▶ [Dataset items]

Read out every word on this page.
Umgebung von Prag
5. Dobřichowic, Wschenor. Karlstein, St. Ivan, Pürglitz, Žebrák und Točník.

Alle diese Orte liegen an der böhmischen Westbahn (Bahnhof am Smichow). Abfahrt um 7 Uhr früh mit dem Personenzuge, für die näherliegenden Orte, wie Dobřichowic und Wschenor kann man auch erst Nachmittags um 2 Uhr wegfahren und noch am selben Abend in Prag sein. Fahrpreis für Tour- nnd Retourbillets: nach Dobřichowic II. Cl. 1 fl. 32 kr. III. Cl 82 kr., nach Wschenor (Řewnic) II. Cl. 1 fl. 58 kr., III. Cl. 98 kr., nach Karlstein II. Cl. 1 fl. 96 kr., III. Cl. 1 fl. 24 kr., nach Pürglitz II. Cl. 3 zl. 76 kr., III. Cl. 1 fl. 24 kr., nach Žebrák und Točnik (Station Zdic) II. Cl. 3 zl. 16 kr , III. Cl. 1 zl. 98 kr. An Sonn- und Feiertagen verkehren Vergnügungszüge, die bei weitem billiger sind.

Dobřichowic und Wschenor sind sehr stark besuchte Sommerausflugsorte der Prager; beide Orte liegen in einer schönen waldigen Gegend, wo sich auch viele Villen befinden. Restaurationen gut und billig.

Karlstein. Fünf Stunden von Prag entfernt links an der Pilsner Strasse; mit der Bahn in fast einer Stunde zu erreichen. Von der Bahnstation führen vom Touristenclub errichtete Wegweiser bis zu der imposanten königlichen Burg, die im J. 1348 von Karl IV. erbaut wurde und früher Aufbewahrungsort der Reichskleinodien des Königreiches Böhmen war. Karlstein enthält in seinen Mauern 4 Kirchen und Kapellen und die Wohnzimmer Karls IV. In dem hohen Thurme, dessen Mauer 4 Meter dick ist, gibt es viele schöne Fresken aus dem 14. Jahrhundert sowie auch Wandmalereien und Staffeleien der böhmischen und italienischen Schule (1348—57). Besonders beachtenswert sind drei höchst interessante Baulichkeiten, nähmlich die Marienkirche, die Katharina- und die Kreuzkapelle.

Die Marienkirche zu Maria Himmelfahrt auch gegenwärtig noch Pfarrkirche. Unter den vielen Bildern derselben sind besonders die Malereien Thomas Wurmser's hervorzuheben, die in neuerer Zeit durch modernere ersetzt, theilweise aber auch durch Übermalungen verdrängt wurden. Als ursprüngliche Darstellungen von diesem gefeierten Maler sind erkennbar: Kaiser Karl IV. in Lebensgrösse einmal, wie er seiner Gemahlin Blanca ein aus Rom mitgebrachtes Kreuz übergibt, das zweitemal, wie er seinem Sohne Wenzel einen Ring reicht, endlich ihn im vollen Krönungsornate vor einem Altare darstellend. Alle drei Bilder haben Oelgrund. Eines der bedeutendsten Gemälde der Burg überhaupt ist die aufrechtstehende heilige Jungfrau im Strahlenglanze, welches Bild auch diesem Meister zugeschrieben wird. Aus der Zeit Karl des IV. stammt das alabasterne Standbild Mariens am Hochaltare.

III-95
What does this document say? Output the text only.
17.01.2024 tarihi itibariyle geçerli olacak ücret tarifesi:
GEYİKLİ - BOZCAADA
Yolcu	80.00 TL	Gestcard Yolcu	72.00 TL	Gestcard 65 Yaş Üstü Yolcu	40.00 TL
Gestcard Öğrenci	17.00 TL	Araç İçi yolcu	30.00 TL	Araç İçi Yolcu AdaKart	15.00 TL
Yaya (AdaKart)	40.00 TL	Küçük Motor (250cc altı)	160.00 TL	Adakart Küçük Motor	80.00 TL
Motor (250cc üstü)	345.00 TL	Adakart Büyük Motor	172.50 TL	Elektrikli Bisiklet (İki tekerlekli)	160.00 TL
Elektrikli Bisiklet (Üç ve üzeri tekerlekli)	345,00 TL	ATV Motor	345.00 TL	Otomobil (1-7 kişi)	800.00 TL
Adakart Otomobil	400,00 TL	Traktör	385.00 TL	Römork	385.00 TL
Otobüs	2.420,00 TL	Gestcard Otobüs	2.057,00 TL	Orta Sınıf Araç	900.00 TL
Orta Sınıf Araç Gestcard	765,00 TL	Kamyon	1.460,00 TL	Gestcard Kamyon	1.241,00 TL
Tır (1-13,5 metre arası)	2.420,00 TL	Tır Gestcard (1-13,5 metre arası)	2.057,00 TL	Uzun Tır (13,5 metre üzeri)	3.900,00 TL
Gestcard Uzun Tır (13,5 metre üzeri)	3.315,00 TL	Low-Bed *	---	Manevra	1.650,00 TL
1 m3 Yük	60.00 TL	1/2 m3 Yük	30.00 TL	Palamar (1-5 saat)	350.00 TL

▶ [TASK] Return every record above exactly as it appears.

▶ [WRITTEN RESPONSE]
Read out every word on this page.
Umgebung von Prag
5. Dobřichowic, Wschenor. Karlstein, St. Ivan, Pürglitz, Žebrák und Točník.

Alle diese Orte liegen an der böhmischen Westbahn (Bahnhof am Smichow). Abfahrt um 7 Uhr früh mit dem Personenzuge, für die näherliegenden Orte, wie Dobřichowic und Wschenor kann man auch erst Nachmittags um 2 Uhr wegfahren und noch am selben Abend in Prag sein. Fahrpreis für Tour- nnd Retourbillets: nach Dobřichowic II. Cl. 1 fl. 32 kr. III. Cl 82 kr., nach Wschenor (Řewnic) II. Cl. 1 fl. 58 kr., III. Cl. 98 kr., nach Karlstein II. Cl. 1 fl. 96 kr., III. Cl. 1 fl. 24 kr., nach Pürglitz II. Cl. 3 zl. 76 kr., III. Cl. 1 fl. 24 kr., nach Žebrák und Točnik (Station Zdic) II. Cl. 3 zl. 16 kr , III. Cl. 1 zl. 98 kr. An Sonn- und Feiertagen verkehren Vergnügungszüge, die bei weitem billiger sind.

Dobřichowic und Wschenor sind sehr stark besuchte Sommerausflugsorte der Prager; beide Orte liegen in einer schönen waldigen Gegend, wo sich auch viele Villen befinden. Restaurationen gut und billig.

Karlstein. Fünf Stunden von Prag entfernt links an der Pilsner Strasse; mit der Bahn in fast einer Stunde zu erreichen. Von der Bahnstation führen vom Touristenclub errichtete Wegweiser bis zu der imposanten königlichen Burg, die im J. 1348 von Karl IV. erbaut wurde und früher Aufbewahrungsort der Reichskleinodien des Königreiches Böhmen war. Karlstein enthält in seinen Mauern 4 Kirchen und Kapellen und die Wohnzimmer Karls IV. In dem hohen Thurme, dessen Mauer 4 Meter dick ist, gibt es viele schöne Fresken aus dem 14. Jahrhundert sowie auch Wandmalereien und Staffeleien der böhmischen und italienischen Schule (1348—57). Besonders beachtenswert sind drei höchst interessante Baulichkeiten, nähmlich die Marienkirche, die Katharina- und die Kreuzkapelle.

Die Marienkirche zu Maria Himmelfahrt auch gegenwärtig noch Pfarrkirche. Unter den vielen Bildern derselben sind besonders die Malereien Thomas Wurmser's hervorzuheben, die in neuerer Zeit durch modernere ersetzt, theilweise aber auch durch Übermalungen verdrängt wurden. Als ursprüngliche Darstellungen von diesem gefeierten Maler sind erkennbar: Kaiser Karl IV. in Lebensgrösse einmal, wie er seiner Gemahlin Blanca ein aus Rom mitgebrachtes Kreuz übergibt, das zweitemal, wie er seinem Sohne Wenzel einen Ring reicht, endlich ihn im vollen Krönungsornate vor einem Altare darstellend. Alle drei Bilder haben Oelgrund. Eines der bedeutendsten Gemälde der Burg überhaupt ist die aufrechtstehende heilige Jungfrau im Strahlenglanze, welches Bild auch diesem Meister zugeschrieben wird. Aus der Zeit Karl des IV. stammt das alabasterne Standbild Mariens am Hochaltare.

III-95
What does this document say? Output the text only.
17.01.2024 tarihi itibariyle geçerli olacak ücret tarifesi:
GEYİKLİ - BOZCAADA
Yolcu	80.00 TL	Gestcard Yolcu	72.00 TL	Gestcard 65 Yaş Üstü Yolcu	40.00 TL
Gestcard Öğrenci	17.00 TL	Araç İçi yolcu	30.00 TL	Araç İçi Yolcu AdaKart	15.00 TL
Yaya (AdaKart)	40.00 TL	Küçük Motor (250cc altı)	160.00 TL	Adakart Küçük Motor	80.00 TL
Motor (250cc üstü)	345.00 TL	Adakart Büyük Motor	172.50 TL	Elektrikli Bisiklet (İki tekerlekli)	160.00 TL
Elektrikli Bisiklet (Üç ve üzeri tekerlekli)	345,00 TL	ATV Motor	345.00 TL	Otomobil (1-7 kişi)	800.00 TL
Adakart Otomobil	400,00 TL	Traktör	385.00 TL	Römork	385.00 TL
Otobüs	2.420,00 TL	Gestcard Otobüs	2.057,00 TL	Orta Sınıf Araç	900.00 TL
Orta Sınıf Araç Gestcard	765,00 TL	Kamyon	1.460,00 TL	Gestcard Kamyon	1.241,00 TL
Tır (1-13,5 metre arası)	2.420,00 TL	Tır Gestcard (1-13,5 metre arası)	2.057,00 TL	Uzun Tır (13,5 metre üzeri)	3.900,00 TL
Gestcard Uzun Tır (13,5 metre üzeri)	3.315,00 TL	Low-Bed *	---	Manevra	1.650,00 TL
1 m3 Yük	60.00 TL	1/2 m3 Yük	30.00 TL	Palamar (1-5 saat)	350.00 TL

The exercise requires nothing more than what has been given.